> CONSIGNE 1
Extrayez sans rien modifier les lignes des enregistrements, depuis celle qui contient "feature-label: Full Charged" jusqu'à celle qui contient "tree-item[interactable]: + Ports", ces deux lignes incluses.

> EXTRAIT DU TEXTE
........

L'un des chapitres, décrivant un tournoi, est particulièrement ennuyeux, chaque § ou presque étant, durant des dizaines de pages, construit sur le même modèle, seuls les noms variant : "alors sortit des rangs anglais un chevalier nommé (...)" / il se fait équiper / il choisit son adversaire / description des trois rencontres, toujours plus ou moins dans les mêmes termes / résultat (toujours à peu près le même puisque ce sont des combats "amicaux"). Il faudrait relire l'histoire particulièrement ennuyeuse trouvée dans les Mille et Une Nuits, pour décider laquelle mérite la palme ...

 


Philippe de COMMYNES (1447-1511)

Un peu mieux ordonné et d'une lecture un peu plus fluide que Froissart. Les descriptions d'opérations militaires manquent un peu de clarté. Heureusement, les stratégies politiques et diplomatiques sont mieux exposées.

Commynes semble fort apprécier le mot "rasibus" (au sens de "tout près de").

........

> ENREGISTREMENTS

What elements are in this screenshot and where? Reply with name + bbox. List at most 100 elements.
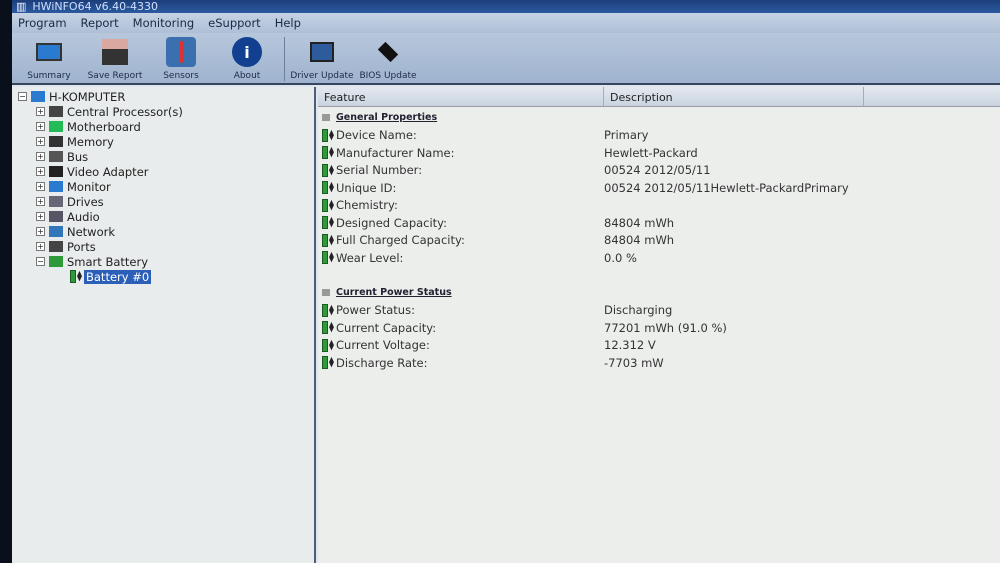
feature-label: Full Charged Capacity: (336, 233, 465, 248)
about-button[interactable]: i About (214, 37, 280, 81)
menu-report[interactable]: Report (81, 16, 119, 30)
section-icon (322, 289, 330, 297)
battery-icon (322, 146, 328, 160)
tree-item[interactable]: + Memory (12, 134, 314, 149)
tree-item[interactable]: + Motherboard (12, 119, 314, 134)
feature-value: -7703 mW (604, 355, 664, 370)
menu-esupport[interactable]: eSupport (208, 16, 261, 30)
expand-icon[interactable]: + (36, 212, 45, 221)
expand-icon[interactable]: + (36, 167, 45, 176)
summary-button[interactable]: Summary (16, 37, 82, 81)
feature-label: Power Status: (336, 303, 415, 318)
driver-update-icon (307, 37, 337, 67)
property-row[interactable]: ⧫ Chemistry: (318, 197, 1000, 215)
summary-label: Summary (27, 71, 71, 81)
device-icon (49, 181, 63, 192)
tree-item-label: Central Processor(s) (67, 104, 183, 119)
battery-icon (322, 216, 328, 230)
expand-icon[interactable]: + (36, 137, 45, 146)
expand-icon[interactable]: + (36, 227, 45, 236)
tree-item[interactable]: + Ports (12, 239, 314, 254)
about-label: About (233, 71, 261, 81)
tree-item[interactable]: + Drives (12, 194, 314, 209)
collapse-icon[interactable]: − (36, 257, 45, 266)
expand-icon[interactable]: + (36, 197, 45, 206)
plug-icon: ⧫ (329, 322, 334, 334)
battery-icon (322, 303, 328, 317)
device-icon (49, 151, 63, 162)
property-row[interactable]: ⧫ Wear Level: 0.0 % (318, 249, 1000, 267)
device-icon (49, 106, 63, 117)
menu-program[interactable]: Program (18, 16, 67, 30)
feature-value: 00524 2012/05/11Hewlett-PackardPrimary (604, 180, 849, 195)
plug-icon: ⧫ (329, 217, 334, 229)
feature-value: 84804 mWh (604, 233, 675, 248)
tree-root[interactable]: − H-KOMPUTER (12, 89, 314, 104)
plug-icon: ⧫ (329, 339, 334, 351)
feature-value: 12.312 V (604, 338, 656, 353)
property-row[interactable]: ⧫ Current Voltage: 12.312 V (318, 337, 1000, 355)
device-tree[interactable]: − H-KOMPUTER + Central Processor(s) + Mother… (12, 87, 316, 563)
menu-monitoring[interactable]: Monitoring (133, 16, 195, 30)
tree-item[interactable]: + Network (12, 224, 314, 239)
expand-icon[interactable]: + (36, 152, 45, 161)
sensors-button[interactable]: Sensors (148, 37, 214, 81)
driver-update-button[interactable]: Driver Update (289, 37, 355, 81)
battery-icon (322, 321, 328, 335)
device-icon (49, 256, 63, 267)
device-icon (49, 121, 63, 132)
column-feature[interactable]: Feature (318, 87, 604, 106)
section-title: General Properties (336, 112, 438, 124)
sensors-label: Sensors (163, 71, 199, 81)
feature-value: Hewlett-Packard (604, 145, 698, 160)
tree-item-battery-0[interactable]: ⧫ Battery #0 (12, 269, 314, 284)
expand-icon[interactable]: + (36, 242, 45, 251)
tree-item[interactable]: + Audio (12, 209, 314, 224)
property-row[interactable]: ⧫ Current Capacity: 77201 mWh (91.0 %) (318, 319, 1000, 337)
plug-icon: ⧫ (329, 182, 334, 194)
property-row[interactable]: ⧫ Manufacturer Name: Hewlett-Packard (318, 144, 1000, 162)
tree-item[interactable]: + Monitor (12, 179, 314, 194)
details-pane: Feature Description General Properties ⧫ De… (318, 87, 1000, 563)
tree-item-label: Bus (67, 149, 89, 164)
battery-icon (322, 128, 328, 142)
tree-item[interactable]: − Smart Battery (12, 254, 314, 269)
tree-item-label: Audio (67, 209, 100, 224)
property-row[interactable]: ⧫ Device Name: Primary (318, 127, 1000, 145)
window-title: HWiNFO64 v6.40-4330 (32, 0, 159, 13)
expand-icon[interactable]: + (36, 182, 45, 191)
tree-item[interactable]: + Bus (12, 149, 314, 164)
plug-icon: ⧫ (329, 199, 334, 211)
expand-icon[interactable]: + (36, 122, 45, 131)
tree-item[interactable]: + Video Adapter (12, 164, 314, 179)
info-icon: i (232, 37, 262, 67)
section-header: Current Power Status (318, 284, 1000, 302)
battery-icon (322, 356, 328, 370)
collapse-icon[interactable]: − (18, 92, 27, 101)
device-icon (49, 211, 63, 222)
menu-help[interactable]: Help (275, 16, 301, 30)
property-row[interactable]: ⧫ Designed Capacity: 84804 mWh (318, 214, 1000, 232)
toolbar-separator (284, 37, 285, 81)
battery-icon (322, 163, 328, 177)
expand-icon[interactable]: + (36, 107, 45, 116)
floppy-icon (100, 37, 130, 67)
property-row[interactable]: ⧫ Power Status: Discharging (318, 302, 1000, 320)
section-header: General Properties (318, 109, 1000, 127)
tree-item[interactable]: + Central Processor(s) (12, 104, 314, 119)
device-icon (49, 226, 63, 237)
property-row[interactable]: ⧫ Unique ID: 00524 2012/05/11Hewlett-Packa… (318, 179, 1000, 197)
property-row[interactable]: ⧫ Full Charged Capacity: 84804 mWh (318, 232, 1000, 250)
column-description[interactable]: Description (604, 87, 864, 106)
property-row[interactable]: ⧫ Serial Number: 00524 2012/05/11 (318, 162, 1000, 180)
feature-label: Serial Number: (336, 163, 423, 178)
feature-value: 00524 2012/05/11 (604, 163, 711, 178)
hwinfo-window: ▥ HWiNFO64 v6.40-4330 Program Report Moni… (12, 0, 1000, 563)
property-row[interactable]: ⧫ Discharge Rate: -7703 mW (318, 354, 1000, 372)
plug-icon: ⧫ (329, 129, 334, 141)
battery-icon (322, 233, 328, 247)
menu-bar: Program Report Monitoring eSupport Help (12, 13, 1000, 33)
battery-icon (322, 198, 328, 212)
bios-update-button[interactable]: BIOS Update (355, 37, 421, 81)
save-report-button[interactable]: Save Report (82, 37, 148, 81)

........

> CONSIGNE 2
D'après l'extrait sur les chroniqueurs, pourquoi le résultat des rencontres du tournoi est-il toujours à peu près le même ?

> RÉSULTAT ATTENDU 1
feature-label: Full Charged Capacity: (336, 233, 465, 248)
about-button[interactable]: i About (214, 37, 280, 81)
menu-report[interactable]: Report (81, 16, 119, 30)
section-icon (322, 289, 330, 297)
battery-icon (322, 146, 328, 160)
tree-item[interactable]: + Memory (12, 134, 314, 149)
tree-item[interactable]: + Motherboard (12, 119, 314, 134)
feature-value: -7703 mW (604, 355, 664, 370)
menu-esupport[interactable]: eSupport (208, 16, 261, 30)
expand-icon[interactable]: + (36, 212, 45, 221)
expand-icon[interactable]: + (36, 167, 45, 176)
summary-button[interactable]: Summary (16, 37, 82, 81)
feature-label: Power Status: (336, 303, 415, 318)
driver-update-icon (307, 37, 337, 67)
property-row[interactable]: ⧫ Chemistry: (318, 197, 1000, 215)
summary-label: Summary (27, 71, 71, 81)
device-icon (49, 181, 63, 192)
tree-item-label: Central Processor(s) (67, 104, 183, 119)
battery-icon (322, 216, 328, 230)
expand-icon[interactable]: + (36, 137, 45, 146)
expand-icon[interactable]: + (36, 227, 45, 236)
tree-item[interactable]: + Ports (12, 239, 314, 254)

> RÉSULTAT ATTENDU 2
Le résultat est toujours à peu près le même parce que ce sont des combats "amicaux".